• **Records from a dataset**:
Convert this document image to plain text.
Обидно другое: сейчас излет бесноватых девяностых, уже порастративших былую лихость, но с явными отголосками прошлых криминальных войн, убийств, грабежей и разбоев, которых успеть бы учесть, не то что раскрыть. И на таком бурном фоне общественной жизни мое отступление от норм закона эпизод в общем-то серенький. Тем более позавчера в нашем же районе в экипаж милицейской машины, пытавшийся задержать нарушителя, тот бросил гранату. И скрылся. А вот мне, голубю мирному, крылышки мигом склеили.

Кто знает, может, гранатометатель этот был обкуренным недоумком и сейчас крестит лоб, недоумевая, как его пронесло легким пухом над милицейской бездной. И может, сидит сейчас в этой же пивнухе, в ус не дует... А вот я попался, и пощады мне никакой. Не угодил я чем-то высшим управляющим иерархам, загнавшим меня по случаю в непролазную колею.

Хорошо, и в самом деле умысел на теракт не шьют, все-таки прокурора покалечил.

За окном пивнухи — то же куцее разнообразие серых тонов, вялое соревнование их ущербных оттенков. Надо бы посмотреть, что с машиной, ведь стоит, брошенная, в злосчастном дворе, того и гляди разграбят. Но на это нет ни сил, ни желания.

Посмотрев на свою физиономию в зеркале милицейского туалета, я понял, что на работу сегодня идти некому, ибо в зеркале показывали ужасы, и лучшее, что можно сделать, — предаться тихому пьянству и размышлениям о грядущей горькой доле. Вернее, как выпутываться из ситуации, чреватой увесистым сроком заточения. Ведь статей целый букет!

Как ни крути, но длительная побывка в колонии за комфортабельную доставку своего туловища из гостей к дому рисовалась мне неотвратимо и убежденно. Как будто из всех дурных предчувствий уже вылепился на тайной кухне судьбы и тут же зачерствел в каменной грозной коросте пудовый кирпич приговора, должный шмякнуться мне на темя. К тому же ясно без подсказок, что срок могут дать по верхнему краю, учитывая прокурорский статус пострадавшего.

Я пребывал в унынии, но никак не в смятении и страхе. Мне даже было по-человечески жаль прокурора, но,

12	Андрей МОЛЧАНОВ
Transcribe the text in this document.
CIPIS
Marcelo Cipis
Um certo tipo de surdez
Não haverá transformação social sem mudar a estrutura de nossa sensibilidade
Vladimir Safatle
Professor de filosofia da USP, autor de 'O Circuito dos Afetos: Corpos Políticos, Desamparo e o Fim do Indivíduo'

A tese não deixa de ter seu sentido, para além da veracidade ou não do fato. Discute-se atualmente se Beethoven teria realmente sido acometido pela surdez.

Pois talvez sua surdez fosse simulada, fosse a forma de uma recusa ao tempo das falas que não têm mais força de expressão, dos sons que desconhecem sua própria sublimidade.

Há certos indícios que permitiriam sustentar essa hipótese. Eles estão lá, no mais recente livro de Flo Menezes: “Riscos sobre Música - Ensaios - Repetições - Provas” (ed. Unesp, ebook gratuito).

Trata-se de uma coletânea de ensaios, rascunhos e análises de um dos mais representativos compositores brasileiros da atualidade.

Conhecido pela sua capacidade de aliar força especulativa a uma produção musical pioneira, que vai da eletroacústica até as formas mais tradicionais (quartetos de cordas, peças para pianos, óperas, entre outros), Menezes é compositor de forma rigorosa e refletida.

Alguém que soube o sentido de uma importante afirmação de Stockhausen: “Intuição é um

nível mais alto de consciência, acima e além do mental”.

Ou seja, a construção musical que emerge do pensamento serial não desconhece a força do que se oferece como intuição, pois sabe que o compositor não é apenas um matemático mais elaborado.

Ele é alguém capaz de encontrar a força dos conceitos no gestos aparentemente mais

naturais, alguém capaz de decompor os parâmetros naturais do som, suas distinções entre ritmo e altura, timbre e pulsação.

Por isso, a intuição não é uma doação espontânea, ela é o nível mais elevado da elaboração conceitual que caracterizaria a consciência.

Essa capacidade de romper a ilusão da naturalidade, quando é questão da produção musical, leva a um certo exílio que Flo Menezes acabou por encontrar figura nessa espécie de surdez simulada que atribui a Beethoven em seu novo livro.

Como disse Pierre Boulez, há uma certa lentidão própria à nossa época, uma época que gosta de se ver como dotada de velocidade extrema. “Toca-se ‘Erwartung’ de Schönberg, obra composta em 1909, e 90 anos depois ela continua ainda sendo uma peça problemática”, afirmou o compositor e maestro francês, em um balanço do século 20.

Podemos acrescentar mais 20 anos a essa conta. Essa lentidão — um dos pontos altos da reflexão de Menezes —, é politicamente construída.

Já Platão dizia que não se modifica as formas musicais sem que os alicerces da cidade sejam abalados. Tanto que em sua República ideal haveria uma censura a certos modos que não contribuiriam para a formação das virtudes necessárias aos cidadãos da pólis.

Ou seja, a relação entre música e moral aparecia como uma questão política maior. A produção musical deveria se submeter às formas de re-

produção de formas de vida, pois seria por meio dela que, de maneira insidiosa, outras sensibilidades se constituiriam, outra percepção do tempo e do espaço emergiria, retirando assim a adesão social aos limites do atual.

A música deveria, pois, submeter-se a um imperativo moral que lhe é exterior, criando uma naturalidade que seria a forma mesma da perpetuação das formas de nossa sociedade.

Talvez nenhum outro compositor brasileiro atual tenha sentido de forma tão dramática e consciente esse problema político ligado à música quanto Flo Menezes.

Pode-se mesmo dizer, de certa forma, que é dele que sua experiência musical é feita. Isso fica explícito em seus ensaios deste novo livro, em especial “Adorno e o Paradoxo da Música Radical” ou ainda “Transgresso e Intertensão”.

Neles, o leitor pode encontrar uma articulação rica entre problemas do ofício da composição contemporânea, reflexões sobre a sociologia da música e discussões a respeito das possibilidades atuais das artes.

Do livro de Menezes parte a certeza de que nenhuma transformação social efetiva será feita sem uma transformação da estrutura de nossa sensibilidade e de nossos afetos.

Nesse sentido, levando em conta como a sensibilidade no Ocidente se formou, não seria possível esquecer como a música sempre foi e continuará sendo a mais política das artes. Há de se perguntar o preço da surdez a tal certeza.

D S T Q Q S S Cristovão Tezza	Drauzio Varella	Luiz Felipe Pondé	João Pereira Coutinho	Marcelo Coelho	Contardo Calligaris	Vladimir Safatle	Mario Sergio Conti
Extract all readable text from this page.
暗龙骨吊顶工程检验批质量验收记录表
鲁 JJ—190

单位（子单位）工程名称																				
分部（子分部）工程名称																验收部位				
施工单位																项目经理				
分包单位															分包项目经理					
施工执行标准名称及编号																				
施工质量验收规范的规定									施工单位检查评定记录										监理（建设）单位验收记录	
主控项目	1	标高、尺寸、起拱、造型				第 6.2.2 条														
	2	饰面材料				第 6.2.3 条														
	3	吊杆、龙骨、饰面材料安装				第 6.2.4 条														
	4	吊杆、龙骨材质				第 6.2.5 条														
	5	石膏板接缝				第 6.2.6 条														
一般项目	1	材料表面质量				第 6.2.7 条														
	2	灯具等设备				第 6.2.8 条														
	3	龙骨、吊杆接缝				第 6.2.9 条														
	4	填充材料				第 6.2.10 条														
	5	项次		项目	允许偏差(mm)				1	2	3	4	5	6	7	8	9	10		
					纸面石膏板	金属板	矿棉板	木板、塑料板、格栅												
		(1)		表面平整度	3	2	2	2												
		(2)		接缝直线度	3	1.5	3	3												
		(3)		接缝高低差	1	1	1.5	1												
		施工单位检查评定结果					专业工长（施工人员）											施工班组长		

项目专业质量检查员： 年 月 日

• **What the task requires**:
Repeat exactly the lines above, starting with the line that contains "Extract all readable text from this page." and ending with the last line, both included, and nothing else.

• **Task answer**:
Extract all readable text from this page.
暗龙骨吊顶工程检验批质量验收记录表
鲁 JJ—190

单位（子单位）工程名称																				
分部（子分部）工程名称																验收部位				
施工单位																项目经理				
分包单位															分包项目经理					
施工执行标准名称及编号																				
施工质量验收规范的规定									施工单位检查评定记录										监理（建设）单位验收记录	
主控项目	1	标高、尺寸、起拱、造型				第 6.2.2 条														
	2	饰面材料				第 6.2.3 条														
	3	吊杆、龙骨、饰面材料安装				第 6.2.4 条														
	4	吊杆、龙骨材质				第 6.2.5 条														
	5	石膏板接缝				第 6.2.6 条														
一般项目	1	材料表面质量				第 6.2.7 条														
	2	灯具等设备				第 6.2.8 条														
	3	龙骨、吊杆接缝				第 6.2.9 条														
	4	填充材料				第 6.2.10 条														
	5	项次		项目	允许偏差(mm)				1	2	3	4	5	6	7	8	9	10		
					纸面石膏板	金属板	矿棉板	木板、塑料板、格栅												
		(1)		表面平整度	3	2	2	2												
		(2)		接缝直线度	3	1.5	3	3												
		(3)		接缝高低差	1	1	1.5	1												
		施工单位检查评定结果					专业工长（施工人员）											施工班组长		

项目专业质量检查员： 年 月 日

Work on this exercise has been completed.